Report how many lines hold the string "requests". Give the number and nothing else.

[A block of data]
* BEGIN *
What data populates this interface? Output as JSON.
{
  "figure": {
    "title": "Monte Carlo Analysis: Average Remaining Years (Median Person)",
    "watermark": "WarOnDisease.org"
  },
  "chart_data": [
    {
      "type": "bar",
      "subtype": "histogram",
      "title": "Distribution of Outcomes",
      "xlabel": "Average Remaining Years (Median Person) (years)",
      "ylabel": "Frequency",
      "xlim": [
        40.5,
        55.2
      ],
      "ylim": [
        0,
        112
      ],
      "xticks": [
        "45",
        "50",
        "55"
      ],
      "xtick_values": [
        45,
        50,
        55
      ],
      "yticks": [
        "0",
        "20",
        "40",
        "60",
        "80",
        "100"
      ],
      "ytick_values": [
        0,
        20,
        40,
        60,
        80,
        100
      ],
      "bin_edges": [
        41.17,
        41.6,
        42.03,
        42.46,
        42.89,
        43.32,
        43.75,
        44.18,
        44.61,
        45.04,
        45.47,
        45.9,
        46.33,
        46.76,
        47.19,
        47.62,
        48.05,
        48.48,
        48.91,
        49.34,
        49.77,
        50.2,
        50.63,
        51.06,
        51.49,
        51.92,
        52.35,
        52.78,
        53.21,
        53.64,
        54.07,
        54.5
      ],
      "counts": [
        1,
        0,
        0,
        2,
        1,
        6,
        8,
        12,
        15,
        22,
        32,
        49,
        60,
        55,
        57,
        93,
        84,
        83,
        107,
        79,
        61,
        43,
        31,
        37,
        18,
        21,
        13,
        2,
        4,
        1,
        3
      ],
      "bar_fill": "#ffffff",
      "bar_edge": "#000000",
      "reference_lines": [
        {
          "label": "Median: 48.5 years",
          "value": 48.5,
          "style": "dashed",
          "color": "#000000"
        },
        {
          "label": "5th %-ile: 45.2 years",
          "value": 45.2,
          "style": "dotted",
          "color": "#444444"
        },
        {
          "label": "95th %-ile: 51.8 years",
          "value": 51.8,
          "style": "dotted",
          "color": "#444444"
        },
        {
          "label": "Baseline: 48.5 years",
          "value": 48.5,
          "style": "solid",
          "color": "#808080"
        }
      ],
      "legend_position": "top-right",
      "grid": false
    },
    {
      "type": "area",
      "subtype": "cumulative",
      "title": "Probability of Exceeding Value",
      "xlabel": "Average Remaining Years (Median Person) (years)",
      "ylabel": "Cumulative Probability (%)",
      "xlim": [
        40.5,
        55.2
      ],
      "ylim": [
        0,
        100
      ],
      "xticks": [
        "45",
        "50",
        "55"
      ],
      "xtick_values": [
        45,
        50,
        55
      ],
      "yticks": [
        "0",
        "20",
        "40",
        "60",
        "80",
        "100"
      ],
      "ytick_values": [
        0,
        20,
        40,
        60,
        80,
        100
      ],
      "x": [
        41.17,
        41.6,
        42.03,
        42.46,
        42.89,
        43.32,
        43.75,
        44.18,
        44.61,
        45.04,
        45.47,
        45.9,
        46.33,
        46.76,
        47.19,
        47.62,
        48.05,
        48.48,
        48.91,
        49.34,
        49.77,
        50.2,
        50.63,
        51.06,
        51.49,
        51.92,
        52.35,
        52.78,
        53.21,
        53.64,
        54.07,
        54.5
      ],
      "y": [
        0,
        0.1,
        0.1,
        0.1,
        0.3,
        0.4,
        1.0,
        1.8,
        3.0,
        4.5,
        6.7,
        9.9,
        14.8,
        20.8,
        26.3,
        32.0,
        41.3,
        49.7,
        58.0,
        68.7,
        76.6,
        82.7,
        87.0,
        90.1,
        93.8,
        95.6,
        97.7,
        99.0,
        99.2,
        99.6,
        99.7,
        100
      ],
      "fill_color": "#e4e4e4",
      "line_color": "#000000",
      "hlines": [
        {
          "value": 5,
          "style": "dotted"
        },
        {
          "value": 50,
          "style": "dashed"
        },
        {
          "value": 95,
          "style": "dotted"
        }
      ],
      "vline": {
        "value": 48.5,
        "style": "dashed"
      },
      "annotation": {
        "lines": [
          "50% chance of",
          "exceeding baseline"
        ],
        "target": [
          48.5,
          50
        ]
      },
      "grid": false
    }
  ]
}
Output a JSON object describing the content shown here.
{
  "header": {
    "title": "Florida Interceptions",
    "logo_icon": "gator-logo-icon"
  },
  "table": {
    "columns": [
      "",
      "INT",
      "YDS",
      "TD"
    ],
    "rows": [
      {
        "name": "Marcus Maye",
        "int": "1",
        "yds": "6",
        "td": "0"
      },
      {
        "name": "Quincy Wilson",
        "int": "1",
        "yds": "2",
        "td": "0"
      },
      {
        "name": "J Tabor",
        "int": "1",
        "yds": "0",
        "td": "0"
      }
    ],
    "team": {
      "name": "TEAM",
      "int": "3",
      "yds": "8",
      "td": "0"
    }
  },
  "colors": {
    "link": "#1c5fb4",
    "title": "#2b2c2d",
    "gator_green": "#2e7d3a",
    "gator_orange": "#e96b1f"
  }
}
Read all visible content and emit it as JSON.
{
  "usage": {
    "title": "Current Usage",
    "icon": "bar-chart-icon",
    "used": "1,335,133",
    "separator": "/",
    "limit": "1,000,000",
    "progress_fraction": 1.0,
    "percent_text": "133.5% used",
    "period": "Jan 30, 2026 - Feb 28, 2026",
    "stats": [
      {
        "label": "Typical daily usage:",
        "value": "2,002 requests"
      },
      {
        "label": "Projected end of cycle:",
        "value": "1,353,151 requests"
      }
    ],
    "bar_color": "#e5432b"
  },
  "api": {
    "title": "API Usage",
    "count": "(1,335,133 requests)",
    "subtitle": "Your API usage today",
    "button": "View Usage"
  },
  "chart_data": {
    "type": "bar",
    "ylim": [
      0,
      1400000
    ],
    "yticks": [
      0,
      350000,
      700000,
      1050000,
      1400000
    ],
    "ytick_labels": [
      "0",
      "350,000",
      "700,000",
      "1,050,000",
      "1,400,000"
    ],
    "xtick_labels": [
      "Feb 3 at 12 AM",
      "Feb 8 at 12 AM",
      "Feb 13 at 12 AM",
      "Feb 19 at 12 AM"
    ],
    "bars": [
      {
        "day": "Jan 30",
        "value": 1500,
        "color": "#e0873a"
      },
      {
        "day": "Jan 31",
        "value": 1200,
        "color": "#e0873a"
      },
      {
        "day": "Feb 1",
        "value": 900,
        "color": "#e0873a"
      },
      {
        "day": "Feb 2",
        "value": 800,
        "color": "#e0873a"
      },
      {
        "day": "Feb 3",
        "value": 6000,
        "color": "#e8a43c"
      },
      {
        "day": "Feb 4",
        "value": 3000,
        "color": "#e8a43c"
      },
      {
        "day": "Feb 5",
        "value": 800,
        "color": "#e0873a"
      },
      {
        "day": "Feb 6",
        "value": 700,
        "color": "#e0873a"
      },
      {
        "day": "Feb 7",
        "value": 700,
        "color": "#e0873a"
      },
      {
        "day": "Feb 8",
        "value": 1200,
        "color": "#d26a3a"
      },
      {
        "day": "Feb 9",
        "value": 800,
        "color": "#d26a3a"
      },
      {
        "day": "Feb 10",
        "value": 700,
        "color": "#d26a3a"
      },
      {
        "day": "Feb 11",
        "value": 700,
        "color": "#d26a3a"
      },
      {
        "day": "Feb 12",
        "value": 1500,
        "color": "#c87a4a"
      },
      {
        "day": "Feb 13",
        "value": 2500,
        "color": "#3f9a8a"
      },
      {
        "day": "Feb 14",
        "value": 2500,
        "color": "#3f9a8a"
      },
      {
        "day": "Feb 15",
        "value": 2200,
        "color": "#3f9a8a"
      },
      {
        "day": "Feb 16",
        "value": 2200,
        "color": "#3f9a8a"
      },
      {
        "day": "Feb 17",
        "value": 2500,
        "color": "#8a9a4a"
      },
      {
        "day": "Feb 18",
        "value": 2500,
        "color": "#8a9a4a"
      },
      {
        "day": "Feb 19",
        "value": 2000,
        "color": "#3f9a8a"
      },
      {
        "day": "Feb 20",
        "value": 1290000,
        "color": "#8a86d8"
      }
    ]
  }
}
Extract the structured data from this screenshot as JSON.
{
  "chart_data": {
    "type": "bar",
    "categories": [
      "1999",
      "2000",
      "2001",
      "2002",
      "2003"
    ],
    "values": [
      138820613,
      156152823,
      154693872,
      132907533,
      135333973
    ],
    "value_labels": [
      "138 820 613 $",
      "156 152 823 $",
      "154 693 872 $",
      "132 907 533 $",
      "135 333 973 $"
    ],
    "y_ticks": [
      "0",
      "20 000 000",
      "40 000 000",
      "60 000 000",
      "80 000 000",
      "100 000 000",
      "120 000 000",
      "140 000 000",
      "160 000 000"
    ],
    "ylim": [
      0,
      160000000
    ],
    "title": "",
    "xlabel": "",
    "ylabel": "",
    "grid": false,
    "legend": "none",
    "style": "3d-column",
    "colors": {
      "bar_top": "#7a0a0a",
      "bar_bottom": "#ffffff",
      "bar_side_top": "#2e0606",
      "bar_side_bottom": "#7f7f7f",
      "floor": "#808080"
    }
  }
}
* END *
◆ WRITTEN RESPONSE ◆
3